Dataset entries
• • • • • • •

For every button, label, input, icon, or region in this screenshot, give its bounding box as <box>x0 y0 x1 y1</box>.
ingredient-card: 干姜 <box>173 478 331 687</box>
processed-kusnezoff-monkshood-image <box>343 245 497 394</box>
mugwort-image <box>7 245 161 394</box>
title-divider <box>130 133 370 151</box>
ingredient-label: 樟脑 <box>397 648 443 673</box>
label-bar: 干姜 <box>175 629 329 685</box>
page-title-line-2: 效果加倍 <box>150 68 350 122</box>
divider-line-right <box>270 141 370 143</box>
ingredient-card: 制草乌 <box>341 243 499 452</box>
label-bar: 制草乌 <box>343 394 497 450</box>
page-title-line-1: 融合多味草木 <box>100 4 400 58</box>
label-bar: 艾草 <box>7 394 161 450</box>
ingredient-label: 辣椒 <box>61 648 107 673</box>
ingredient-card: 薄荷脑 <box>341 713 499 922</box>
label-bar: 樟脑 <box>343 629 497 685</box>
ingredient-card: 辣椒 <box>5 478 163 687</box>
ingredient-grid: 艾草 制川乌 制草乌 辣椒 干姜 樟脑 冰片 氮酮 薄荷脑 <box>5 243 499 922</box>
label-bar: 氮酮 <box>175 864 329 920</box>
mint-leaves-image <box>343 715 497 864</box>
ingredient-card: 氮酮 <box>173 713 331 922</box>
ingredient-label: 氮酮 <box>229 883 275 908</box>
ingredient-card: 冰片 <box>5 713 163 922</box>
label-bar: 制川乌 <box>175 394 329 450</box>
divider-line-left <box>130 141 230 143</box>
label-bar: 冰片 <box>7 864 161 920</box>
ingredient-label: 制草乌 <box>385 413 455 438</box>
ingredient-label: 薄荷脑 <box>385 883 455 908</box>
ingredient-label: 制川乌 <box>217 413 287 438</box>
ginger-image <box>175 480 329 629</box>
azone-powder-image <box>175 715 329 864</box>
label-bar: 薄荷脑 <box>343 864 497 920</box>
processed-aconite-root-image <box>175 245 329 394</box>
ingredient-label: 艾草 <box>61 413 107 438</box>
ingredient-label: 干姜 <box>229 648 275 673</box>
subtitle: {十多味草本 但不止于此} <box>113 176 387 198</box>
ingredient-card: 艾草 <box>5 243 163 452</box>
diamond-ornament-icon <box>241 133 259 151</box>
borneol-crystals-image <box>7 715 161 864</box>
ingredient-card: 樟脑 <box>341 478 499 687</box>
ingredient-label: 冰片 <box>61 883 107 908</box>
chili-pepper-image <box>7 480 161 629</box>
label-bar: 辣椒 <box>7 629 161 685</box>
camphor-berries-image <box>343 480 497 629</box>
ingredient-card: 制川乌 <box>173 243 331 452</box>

• • • • • • •

Exercise details: Please render every line of the entries above as a Markdown table with the columns Row and Line. Number each row and skip any blank lines.

Output of the task:
| Row | Line |
|---|---|
| 1 | For every button, label, input, icon, or region in this screenshot, give its bounding box as <box>x0 y0 x1 y1</box>. |
| 2 | ingredient-card: 干姜 <box>173 478 331 687</box> |
| 3 | processed-kusnezoff-monkshood-image <box>343 245 497 394</box> |
| 4 | mugwort-image <box>7 245 161 394</box> |
| 5 | title-divider <box>130 133 370 151</box> |
| 6 | ingredient-label: 樟脑 <box>397 648 443 673</box> |
| 7 | label-bar: 干姜 <box>175 629 329 685</box> |
| 8 | page-title-line-2: 效果加倍 <box>150 68 350 122</box> |
| 9 | divider-line-right <box>270 141 370 143</box> |
| 10 | ingredient-card: 制草乌 <box>341 243 499 452</box> |
| 11 | label-bar: 制草乌 <box>343 394 497 450</box> |
| 12 | page-title-line-1: 融合多味草木 <box>100 4 400 58</box> |
| 13 | label-bar: 艾草 <box>7 394 161 450</box> |
| 14 | ingredient-label: 辣椒 <box>61 648 107 673</box> |
| 15 | ingredient-card: 薄荷脑 <box>341 713 499 922</box> |
| 16 | label-bar: 樟脑 <box>343 629 497 685</box> |
| 17 | ingredient-card: 辣椒 <box>5 478 163 687</box> |
| 18 | ingredient-grid: 艾草 制川乌 制草乌 辣椒 干姜 樟脑 冰片 氮酮 薄荷脑 <box>5 243 499 922</box> |
| 19 | label-bar: 氮酮 <box>175 864 329 920</box> |
| 20 | mint-leaves-image <box>343 715 497 864</box> |
| 21 | ingredient-card: 氮酮 <box>173 713 331 922</box> |
| 22 | ingredient-label: 氮酮 <box>229 883 275 908</box> |
| 23 | ingredient-card: 冰片 <box>5 713 163 922</box> |
| 24 | label-bar: 制川乌 <box>175 394 329 450</box> |
| 25 | divider-line-left <box>130 141 230 143</box> |
| 26 | label-bar: 冰片 <box>7 864 161 920</box> |
| 27 | ingredient-label: 制草乌 <box>385 413 455 438</box> |
| 28 | ingredient-label: 薄荷脑 <box>385 883 455 908</box> |
| 29 | ingredient-label: 制川乌 <box>217 413 287 438</box> |
| 30 | ginger-image <box>175 480 329 629</box> |
| 31 | azone-powder-image <box>175 715 329 864</box> |
| 32 | label-bar: 薄荷脑 <box>343 864 497 920</box> |
| 33 | processed-aconite-root-image <box>175 245 329 394</box> |
| 34 | ingredient-label: 艾草 <box>61 413 107 438</box> |
| 35 | ingredient-label: 干姜 <box>229 648 275 673</box> |
| 36 | subtitle: {十多味草本 但不止于此} <box>113 176 387 198</box> |
| 37 | ingredient-card: 艾草 <box>5 243 163 452</box> |
| 38 | diamond-ornament-icon <box>241 133 259 151</box> |
| 39 | borneol-crystals-image <box>7 715 161 864</box> |
| 40 | ingredient-card: 樟脑 <box>341 478 499 687</box> |
| 41 | ingredient-label: 冰片 <box>61 883 107 908</box> |
| 42 | chili-pepper-image <box>7 480 161 629</box> |
| 43 | label-bar: 辣椒 <box>7 629 161 685</box> |
| 44 | camphor-berries-image <box>343 480 497 629</box> |
| 45 | ingredient-card: 制川乌 <box>173 243 331 452</box> |